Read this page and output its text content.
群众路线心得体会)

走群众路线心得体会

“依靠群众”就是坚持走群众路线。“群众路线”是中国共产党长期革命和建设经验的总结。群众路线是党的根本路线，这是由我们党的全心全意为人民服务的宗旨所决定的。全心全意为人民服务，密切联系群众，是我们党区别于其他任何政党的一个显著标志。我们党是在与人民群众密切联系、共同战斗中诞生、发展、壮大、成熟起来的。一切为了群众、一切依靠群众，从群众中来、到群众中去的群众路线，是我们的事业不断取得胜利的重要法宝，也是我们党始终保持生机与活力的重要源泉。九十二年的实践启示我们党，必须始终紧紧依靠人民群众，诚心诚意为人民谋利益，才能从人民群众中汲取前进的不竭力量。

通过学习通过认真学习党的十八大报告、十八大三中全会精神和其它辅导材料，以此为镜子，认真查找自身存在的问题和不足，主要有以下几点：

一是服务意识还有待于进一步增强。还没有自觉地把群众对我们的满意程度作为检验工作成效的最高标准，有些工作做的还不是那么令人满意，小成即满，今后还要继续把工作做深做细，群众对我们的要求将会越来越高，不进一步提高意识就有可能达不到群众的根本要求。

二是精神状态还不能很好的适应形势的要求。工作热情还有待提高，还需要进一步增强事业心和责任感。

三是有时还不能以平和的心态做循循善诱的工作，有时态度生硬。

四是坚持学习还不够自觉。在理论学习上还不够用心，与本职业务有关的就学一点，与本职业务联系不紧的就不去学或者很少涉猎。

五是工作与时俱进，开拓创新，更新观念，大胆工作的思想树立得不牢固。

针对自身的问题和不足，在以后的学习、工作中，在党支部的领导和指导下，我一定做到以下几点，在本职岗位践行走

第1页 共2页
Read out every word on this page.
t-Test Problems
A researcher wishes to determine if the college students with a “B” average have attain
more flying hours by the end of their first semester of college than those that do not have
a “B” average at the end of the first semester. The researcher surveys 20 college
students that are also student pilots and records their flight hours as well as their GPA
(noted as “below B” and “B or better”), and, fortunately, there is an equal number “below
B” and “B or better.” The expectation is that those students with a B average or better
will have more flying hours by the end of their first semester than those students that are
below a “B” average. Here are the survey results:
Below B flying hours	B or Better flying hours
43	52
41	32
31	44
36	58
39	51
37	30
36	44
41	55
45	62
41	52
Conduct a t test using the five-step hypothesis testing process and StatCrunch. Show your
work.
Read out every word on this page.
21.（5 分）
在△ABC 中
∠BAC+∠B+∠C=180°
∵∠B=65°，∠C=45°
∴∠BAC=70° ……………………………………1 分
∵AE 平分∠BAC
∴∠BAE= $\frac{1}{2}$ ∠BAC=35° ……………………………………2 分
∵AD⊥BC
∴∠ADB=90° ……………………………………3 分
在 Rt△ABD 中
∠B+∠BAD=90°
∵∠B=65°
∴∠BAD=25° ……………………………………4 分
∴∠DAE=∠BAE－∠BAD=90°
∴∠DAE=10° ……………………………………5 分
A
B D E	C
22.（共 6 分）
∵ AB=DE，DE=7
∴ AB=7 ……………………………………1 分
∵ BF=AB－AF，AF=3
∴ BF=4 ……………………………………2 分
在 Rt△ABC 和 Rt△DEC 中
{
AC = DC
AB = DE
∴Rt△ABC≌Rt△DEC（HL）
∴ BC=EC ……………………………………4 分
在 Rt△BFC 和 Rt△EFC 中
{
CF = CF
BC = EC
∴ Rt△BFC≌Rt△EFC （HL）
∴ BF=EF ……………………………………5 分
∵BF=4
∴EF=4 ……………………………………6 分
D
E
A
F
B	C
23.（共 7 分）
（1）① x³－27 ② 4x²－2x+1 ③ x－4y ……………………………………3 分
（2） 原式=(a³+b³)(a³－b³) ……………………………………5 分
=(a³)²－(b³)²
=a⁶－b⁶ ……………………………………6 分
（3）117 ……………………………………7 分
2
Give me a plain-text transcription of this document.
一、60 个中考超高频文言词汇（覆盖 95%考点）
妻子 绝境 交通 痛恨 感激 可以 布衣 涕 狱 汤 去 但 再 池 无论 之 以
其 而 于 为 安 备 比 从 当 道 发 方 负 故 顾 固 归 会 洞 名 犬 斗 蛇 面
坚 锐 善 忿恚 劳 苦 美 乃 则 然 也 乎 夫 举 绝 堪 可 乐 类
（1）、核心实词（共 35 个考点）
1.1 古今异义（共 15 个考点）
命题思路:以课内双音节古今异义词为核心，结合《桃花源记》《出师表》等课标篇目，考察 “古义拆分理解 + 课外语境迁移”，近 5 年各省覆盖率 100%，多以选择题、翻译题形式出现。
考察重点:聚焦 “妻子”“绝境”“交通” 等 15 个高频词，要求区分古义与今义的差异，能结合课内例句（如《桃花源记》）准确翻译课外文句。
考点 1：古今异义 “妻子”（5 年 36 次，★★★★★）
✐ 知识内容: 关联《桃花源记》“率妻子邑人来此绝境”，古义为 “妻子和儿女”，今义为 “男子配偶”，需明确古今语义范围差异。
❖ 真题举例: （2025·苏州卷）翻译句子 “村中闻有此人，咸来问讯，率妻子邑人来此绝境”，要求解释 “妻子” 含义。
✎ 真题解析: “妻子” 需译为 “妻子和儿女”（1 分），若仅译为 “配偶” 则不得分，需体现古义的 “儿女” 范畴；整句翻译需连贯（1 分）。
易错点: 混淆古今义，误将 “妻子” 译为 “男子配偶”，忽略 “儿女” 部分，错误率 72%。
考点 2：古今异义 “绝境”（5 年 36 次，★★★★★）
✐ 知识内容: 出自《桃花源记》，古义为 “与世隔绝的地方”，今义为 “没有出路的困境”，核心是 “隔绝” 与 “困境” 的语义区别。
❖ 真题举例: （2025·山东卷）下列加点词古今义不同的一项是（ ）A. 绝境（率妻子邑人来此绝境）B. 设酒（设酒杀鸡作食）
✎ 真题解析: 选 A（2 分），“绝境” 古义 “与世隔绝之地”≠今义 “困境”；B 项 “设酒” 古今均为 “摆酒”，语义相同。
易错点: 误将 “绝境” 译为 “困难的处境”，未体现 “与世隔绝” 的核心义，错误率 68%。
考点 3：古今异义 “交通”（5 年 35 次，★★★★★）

══════════

OBJECTIVE:
Transcribe each record exactly. Leave nothing out.

PROBLEM SOLUTION:
Read this page and output its text content.
群众路线心得体会)

走群众路线心得体会

“依靠群众”就是坚持走群众路线。“群众路线”是中国共产党长期革命和建设经验的总结。群众路线是党的根本路线，这是由我们党的全心全意为人民服务的宗旨所决定的。全心全意为人民服务，密切联系群众，是我们党区别于其他任何政党的一个显著标志。我们党是在与人民群众密切联系、共同战斗中诞生、发展、壮大、成熟起来的。一切为了群众、一切依靠群众，从群众中来、到群众中去的群众路线，是我们的事业不断取得胜利的重要法宝，也是我们党始终保持生机与活力的重要源泉。九十二年的实践启示我们党，必须始终紧紧依靠人民群众，诚心诚意为人民谋利益，才能从人民群众中汲取前进的不竭力量。

通过学习通过认真学习党的十八大报告、十八大三中全会精神和其它辅导材料，以此为镜子，认真查找自身存在的问题和不足，主要有以下几点：

一是服务意识还有待于进一步增强。还没有自觉地把群众对我们的满意程度作为检验工作成效的最高标准，有些工作做的还不是那么令人满意，小成即满，今后还要继续把工作做深做细，群众对我们的要求将会越来越高，不进一步提高意识就有可能达不到群众的根本要求。

二是精神状态还不能很好的适应形势的要求。工作热情还有待提高，还需要进一步增强事业心和责任感。

三是有时还不能以平和的心态做循循善诱的工作，有时态度生硬。

四是坚持学习还不够自觉。在理论学习上还不够用心，与本职业务有关的就学一点，与本职业务联系不紧的就不去学或者很少涉猎。

五是工作与时俱进，开拓创新，更新观念，大胆工作的思想树立得不牢固。

针对自身的问题和不足，在以后的学习、工作中，在党支部的领导和指导下，我一定做到以下几点，在本职岗位践行走

第1页 共2页
Read out every word on this page.
t-Test Problems
A researcher wishes to determine if the college students with a “B” average have attain
more flying hours by the end of their first semester of college than those that do not have
a “B” average at the end of the first semester. The researcher surveys 20 college
students that are also student pilots and records their flight hours as well as their GPA
(noted as “below B” and “B or better”), and, fortunately, there is an equal number “below
B” and “B or better.” The expectation is that those students with a B average or better
will have more flying hours by the end of their first semester than those students that are
below a “B” average. Here are the survey results:
Below B flying hours	B or Better flying hours
43	52
41	32
31	44
36	58
39	51
37	30
36	44
41	55
45	62
41	52
Conduct a t test using the five-step hypothesis testing process and StatCrunch. Show your
work.
Read out every word on this page.
21.（5 分）
在△ABC 中
∠BAC+∠B+∠C=180°
∵∠B=65°，∠C=45°
∴∠BAC=70° ……………………………………1 分
∵AE 平分∠BAC
∴∠BAE= $\frac{1}{2}$ ∠BAC=35° ……………………………………2 分
∵AD⊥BC
∴∠ADB=90° ……………………………………3 分
在 Rt△ABD 中
∠B+∠BAD=90°
∵∠B=65°
∴∠BAD=25° ……………………………………4 分
∴∠DAE=∠BAE－∠BAD=90°
∴∠DAE=10° ……………………………………5 分
A
B D E	C
22.（共 6 分）
∵ AB=DE，DE=7
∴ AB=7 ……………………………………1 分
∵ BF=AB－AF，AF=3
∴ BF=4 ……………………………………2 分
在 Rt△ABC 和 Rt△DEC 中
{
AC = DC
AB = DE
∴Rt△ABC≌Rt△DEC（HL）
∴ BC=EC ……………………………………4 分
在 Rt△BFC 和 Rt△EFC 中
{
CF = CF
BC = EC
∴ Rt△BFC≌Rt△EFC （HL）
∴ BF=EF ……………………………………5 分
∵BF=4
∴EF=4 ……………………………………6 分
D
E
A
F
B	C
23.（共 7 分）
（1）① x³－27 ② 4x²－2x+1 ③ x－4y ……………………………………3 分
（2） 原式=(a³+b³)(a³－b³) ……………………………………5 分
=(a³)²－(b³)²
=a⁶－b⁶ ……………………………………6 分
（3）117 ……………………………………7 分
2
Give me a plain-text transcription of this document.
一、60 个中考超高频文言词汇（覆盖 95%考点）
妻子 绝境 交通 痛恨 感激 可以 布衣 涕 狱 汤 去 但 再 池 无论 之 以
其 而 于 为 安 备 比 从 当 道 发 方 负 故 顾 固 归 会 洞 名 犬 斗 蛇 面
坚 锐 善 忿恚 劳 苦 美 乃 则 然 也 乎 夫 举 绝 堪 可 乐 类
（1）、核心实词（共 35 个考点）
1.1 古今异义（共 15 个考点）
命题思路:以课内双音节古今异义词为核心，结合《桃花源记》《出师表》等课标篇目，考察 “古义拆分理解 + 课外语境迁移”，近 5 年各省覆盖率 100%，多以选择题、翻译题形式出现。
考察重点:聚焦 “妻子”“绝境”“交通” 等 15 个高频词，要求区分古义与今义的差异，能结合课内例句（如《桃花源记》）准确翻译课外文句。
考点 1：古今异义 “妻子”（5 年 36 次，★★★★★）
✐ 知识内容: 关联《桃花源记》“率妻子邑人来此绝境”，古义为 “妻子和儿女”，今义为 “男子配偶”，需明确古今语义范围差异。
❖ 真题举例: （2025·苏州卷）翻译句子 “村中闻有此人，咸来问讯，率妻子邑人来此绝境”，要求解释 “妻子” 含义。
✎ 真题解析: “妻子” 需译为 “妻子和儿女”（1 分），若仅译为 “配偶” 则不得分，需体现古义的 “儿女” 范畴；整句翻译需连贯（1 分）。
易错点: 混淆古今义，误将 “妻子” 译为 “男子配偶”，忽略 “儿女” 部分，错误率 72%。
考点 2：古今异义 “绝境”（5 年 36 次，★★★★★）
✐ 知识内容: 出自《桃花源记》，古义为 “与世隔绝的地方”，今义为 “没有出路的困境”，核心是 “隔绝” 与 “困境” 的语义区别。
❖ 真题举例: （2025·山东卷）下列加点词古今义不同的一项是（ ）A. 绝境（率妻子邑人来此绝境）B. 设酒（设酒杀鸡作食）
✎ 真题解析: 选 A（2 分），“绝境” 古义 “与世隔绝之地”≠今义 “困境”；B 项 “设酒” 古今均为 “摆酒”，语义相同。
易错点: 误将 “绝境” 译为 “困难的处境”，未体现 “与世隔绝” 的核心义，错误率 68%。
考点 3：古今异义 “交通”（5 年 35 次，★★★★★）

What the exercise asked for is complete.